Items from a figure collection ▸
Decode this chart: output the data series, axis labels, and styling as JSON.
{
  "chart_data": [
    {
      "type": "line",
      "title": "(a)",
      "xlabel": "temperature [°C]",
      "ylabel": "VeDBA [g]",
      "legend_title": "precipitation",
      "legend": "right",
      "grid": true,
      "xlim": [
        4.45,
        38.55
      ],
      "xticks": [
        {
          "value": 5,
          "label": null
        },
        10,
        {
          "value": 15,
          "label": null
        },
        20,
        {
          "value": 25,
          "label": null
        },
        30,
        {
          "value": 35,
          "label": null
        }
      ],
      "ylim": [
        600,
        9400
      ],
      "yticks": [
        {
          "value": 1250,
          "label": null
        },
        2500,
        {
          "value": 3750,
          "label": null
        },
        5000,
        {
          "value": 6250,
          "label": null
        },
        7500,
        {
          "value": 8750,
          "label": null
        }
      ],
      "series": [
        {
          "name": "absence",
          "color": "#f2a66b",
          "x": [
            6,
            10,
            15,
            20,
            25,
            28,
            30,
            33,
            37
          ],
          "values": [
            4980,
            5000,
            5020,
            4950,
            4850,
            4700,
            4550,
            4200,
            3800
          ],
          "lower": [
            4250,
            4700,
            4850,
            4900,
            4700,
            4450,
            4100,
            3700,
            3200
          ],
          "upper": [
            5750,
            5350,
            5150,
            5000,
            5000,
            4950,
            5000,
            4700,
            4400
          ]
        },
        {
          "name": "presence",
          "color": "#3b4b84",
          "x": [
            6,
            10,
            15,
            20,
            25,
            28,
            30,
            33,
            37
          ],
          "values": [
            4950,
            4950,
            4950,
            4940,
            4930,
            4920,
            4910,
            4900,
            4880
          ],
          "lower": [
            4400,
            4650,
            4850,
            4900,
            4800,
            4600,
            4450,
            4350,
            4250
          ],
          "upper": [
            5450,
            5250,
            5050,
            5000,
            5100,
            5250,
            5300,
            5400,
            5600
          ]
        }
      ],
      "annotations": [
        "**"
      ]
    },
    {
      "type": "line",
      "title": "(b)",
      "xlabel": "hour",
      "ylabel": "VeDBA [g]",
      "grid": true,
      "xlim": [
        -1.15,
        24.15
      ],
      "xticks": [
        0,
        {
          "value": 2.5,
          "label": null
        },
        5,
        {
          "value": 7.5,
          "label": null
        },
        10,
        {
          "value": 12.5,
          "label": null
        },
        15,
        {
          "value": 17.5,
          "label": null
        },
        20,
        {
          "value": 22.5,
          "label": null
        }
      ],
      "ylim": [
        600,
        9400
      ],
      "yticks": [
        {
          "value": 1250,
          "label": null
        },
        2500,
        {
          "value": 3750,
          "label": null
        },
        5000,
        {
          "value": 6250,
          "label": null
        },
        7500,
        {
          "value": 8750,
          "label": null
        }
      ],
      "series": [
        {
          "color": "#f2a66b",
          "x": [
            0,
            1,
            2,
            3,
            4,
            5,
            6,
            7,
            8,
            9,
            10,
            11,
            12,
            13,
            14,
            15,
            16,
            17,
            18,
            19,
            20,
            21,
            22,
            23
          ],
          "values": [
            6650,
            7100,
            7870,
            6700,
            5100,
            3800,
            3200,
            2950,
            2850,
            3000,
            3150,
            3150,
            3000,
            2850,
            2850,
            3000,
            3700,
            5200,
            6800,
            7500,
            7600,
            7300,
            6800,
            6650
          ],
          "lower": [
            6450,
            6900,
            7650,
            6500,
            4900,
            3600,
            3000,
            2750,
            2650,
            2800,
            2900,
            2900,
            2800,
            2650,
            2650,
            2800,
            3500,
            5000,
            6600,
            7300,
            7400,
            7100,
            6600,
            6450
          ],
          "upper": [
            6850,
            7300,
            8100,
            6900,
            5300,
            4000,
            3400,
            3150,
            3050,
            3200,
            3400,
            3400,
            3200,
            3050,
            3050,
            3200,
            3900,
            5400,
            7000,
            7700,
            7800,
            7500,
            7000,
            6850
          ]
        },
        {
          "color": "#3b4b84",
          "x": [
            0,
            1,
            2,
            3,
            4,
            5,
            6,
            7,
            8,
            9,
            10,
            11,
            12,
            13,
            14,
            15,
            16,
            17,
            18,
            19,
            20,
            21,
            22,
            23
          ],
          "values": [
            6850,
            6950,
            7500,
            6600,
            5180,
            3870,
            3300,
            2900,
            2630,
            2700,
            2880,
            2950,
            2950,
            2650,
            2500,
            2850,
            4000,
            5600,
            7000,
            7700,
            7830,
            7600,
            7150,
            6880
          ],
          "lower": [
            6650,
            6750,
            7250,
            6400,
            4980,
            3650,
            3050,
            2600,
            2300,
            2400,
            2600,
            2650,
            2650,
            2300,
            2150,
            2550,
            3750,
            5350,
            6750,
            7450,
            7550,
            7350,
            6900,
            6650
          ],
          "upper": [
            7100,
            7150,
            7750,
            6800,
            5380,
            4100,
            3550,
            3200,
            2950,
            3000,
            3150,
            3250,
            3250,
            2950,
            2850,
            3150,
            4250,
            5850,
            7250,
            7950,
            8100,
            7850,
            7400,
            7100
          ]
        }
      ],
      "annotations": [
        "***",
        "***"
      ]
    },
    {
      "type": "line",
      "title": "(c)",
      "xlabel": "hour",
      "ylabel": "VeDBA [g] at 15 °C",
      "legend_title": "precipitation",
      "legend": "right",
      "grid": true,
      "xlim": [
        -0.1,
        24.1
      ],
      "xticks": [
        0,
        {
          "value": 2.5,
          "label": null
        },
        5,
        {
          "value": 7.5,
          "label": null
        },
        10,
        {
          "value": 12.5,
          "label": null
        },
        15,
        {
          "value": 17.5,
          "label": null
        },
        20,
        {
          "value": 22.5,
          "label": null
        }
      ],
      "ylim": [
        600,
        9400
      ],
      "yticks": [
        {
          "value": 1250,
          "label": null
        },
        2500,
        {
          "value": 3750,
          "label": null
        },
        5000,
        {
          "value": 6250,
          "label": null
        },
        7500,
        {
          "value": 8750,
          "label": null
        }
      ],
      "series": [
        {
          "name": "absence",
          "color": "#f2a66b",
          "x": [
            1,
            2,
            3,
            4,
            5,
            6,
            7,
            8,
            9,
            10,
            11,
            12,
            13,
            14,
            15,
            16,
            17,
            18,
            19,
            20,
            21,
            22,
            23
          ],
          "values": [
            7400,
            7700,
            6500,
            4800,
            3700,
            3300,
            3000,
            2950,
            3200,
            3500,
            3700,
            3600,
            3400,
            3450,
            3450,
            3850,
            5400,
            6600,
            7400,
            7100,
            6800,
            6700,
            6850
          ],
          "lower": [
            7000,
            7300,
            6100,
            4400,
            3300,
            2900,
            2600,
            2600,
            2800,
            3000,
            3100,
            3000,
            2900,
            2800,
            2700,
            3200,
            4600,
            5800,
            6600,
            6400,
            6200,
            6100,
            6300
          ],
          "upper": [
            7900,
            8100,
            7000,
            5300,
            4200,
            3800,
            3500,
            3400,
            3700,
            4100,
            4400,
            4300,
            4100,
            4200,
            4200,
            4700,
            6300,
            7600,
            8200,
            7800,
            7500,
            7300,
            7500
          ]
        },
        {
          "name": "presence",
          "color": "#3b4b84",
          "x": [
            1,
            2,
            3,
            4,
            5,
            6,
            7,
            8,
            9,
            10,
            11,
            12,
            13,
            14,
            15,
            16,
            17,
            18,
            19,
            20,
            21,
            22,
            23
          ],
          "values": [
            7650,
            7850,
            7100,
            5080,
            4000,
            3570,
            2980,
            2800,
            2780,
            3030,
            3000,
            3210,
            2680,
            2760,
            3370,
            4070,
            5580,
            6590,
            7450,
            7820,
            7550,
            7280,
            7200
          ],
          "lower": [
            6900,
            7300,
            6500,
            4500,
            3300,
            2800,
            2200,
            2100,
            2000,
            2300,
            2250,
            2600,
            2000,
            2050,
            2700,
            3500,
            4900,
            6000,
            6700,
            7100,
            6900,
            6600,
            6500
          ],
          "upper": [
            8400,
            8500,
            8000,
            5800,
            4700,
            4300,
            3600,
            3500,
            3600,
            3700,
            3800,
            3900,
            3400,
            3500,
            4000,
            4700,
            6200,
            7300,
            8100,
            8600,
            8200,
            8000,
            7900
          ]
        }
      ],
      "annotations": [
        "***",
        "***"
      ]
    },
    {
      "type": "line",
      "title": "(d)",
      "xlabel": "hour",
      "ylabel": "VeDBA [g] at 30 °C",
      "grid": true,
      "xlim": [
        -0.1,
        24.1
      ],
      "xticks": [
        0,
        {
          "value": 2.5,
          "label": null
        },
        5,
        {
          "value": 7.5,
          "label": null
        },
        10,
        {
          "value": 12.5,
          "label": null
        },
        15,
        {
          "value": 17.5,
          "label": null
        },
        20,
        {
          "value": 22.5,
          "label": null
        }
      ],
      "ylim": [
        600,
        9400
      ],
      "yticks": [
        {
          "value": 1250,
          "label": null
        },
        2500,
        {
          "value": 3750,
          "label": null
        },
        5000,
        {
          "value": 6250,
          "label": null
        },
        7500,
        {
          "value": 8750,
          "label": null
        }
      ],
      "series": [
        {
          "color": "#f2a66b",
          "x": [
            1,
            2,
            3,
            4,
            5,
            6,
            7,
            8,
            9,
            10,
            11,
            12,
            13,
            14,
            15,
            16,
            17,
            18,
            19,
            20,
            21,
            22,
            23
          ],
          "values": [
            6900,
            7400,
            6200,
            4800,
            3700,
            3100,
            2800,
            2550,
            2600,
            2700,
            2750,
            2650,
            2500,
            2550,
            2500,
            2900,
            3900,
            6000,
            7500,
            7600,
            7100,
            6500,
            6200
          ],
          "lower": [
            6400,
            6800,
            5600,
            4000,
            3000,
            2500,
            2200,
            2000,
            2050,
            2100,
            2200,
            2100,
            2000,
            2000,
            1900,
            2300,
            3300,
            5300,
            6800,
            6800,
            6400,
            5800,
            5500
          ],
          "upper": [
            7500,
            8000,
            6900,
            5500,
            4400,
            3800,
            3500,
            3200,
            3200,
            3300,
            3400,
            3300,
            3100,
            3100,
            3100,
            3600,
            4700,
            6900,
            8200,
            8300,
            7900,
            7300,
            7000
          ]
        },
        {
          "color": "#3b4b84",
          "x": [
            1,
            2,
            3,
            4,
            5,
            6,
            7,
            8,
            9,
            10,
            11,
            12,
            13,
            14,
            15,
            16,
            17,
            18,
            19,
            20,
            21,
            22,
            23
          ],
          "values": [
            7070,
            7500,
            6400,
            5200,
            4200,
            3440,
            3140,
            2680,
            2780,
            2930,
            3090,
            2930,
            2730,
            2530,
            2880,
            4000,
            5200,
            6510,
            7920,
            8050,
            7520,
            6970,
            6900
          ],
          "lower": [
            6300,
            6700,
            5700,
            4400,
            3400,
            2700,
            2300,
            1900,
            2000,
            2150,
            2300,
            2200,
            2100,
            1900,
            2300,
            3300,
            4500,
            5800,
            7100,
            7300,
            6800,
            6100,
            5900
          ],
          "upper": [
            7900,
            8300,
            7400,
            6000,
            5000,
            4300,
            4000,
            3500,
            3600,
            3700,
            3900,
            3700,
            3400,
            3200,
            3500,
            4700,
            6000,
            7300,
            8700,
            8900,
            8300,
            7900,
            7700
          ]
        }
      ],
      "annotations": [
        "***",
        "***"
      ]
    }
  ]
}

Your instructions ▸ Gather all lines from the records above in which "ylabel" appears.

Response to this task ▸
      "ylabel": "VeDBA [g]",
      "ylabel": "VeDBA [g]",
      "ylabel": "VeDBA [g] at 15 °C",
      "ylabel": "VeDBA [g] at 30 °C",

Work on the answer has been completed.